[Set task]
Identify the lines holding "JSON" and copy them.

[Material shown]
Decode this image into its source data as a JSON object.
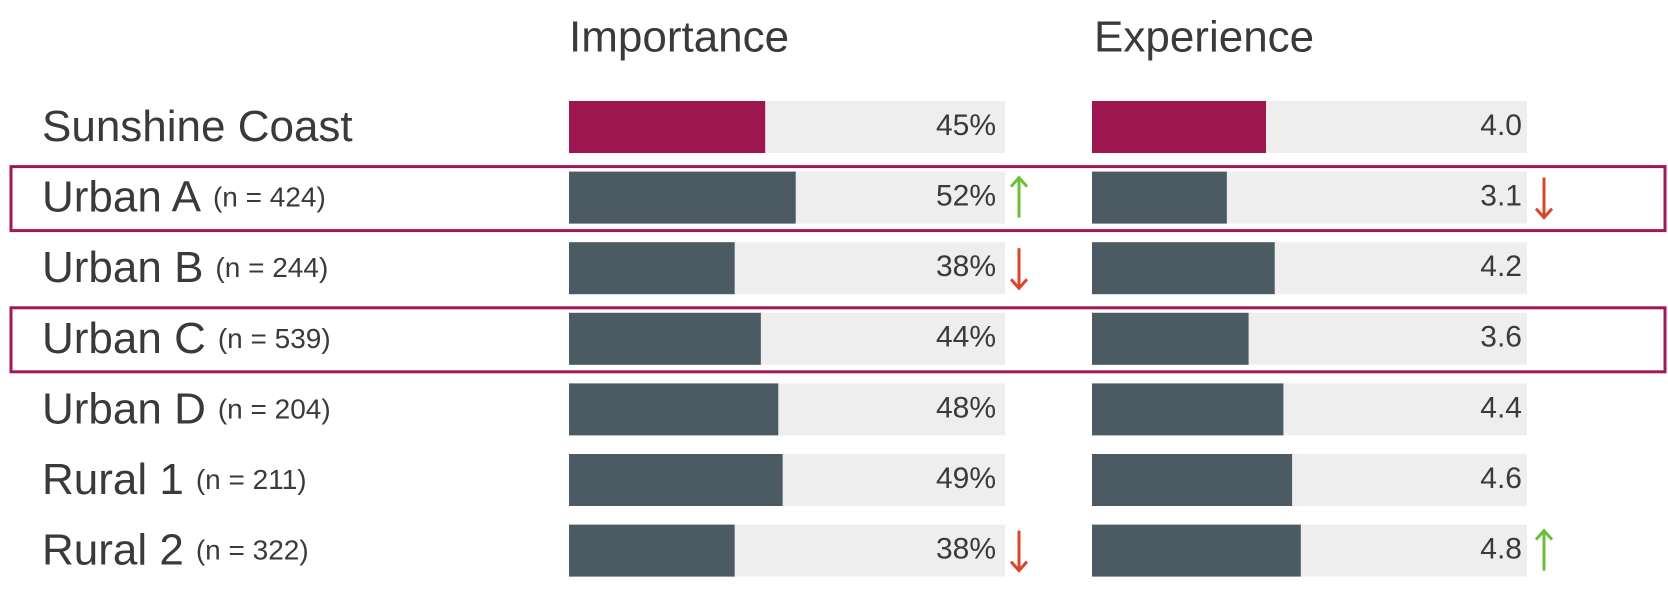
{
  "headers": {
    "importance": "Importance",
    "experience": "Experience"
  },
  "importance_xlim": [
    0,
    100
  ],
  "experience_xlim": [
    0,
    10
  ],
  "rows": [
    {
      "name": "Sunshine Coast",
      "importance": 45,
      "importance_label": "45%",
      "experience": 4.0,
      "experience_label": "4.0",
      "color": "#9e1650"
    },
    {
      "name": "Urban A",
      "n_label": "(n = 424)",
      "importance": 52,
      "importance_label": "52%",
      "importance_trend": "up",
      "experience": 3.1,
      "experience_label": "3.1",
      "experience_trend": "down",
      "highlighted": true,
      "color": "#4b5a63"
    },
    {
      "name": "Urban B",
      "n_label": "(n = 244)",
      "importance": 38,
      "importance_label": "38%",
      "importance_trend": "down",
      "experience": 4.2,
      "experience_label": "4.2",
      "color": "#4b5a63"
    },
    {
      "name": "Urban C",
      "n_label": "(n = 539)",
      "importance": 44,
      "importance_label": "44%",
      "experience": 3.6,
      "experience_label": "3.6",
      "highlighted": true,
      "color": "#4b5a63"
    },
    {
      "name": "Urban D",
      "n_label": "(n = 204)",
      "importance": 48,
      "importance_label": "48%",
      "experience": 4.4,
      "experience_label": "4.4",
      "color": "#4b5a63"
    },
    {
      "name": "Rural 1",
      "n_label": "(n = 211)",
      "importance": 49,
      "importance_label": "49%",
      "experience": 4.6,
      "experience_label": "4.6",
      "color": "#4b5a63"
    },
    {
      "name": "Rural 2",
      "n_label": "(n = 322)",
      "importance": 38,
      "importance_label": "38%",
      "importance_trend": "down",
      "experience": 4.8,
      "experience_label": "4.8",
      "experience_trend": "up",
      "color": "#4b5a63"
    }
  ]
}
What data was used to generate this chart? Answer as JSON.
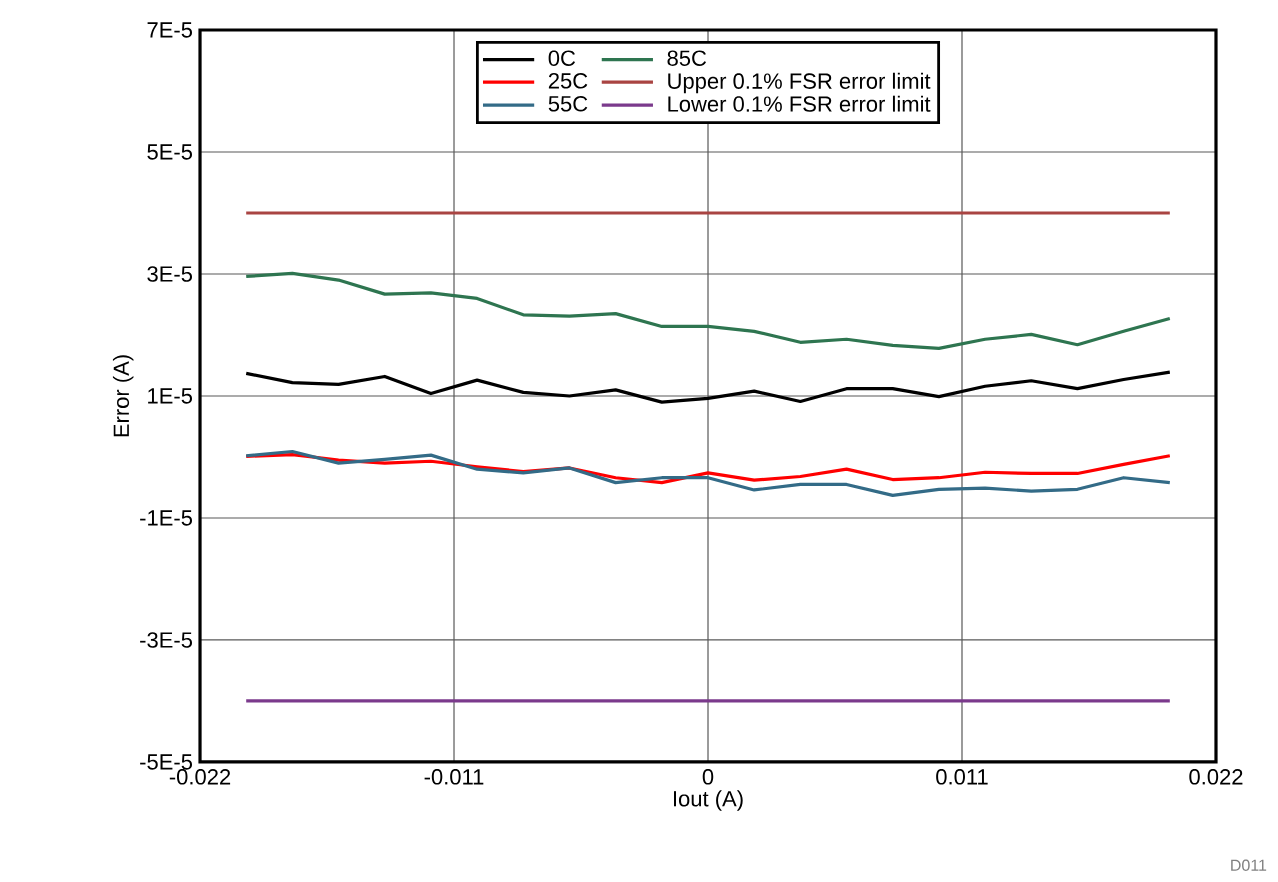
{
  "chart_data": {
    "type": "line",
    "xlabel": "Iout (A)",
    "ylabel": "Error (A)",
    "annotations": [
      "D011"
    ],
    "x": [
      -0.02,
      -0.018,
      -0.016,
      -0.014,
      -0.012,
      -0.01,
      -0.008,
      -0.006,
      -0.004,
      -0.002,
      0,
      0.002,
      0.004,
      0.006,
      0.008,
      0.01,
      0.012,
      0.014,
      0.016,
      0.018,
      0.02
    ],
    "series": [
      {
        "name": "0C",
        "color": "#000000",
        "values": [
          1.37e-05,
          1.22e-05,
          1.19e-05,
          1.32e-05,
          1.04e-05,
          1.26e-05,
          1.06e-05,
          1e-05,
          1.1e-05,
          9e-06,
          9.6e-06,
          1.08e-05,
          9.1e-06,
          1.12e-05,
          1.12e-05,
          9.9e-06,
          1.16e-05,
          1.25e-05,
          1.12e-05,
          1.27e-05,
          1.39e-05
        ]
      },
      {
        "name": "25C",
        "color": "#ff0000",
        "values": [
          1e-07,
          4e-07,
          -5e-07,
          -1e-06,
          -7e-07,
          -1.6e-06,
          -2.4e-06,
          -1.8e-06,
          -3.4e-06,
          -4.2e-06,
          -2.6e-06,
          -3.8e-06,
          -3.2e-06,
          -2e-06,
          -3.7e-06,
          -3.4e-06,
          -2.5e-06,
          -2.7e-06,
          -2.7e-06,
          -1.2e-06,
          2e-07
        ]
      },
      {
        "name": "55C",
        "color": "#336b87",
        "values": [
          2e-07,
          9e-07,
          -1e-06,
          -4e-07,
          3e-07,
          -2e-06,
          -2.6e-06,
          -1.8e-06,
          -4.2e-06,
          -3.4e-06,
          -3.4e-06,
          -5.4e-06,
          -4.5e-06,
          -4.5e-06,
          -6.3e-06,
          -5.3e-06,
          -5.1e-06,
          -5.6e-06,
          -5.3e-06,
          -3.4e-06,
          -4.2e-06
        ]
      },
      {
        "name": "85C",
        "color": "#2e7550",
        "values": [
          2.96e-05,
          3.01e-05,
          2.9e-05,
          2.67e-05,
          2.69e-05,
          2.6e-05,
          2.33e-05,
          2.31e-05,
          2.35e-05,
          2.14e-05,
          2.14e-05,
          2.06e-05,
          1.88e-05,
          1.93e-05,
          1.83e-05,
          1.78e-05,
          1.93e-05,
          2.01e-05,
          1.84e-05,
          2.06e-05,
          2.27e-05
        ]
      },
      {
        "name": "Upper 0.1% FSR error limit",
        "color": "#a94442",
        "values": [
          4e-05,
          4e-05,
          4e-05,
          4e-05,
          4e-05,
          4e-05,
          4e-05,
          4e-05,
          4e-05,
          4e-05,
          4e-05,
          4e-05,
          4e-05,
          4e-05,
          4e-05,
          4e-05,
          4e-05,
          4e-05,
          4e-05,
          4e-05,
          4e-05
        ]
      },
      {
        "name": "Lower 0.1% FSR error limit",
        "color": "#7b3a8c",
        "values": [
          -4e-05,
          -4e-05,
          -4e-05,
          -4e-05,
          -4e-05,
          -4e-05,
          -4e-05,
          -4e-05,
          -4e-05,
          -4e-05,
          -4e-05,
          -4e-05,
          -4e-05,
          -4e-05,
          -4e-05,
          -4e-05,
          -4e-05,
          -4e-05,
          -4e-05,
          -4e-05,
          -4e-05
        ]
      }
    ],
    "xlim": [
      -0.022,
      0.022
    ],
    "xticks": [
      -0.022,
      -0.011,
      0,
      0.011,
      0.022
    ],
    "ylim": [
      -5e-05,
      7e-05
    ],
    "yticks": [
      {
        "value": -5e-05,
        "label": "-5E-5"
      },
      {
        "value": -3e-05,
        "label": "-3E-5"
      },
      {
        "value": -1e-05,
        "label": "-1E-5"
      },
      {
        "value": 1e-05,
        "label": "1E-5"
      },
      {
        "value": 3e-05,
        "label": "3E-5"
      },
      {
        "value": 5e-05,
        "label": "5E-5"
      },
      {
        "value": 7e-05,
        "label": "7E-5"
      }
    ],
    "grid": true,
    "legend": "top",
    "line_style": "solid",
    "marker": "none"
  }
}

[Response to this exercise]
Decode this image into its source data as a JSON object.
What data was used to generate this chart? Answer as JSON.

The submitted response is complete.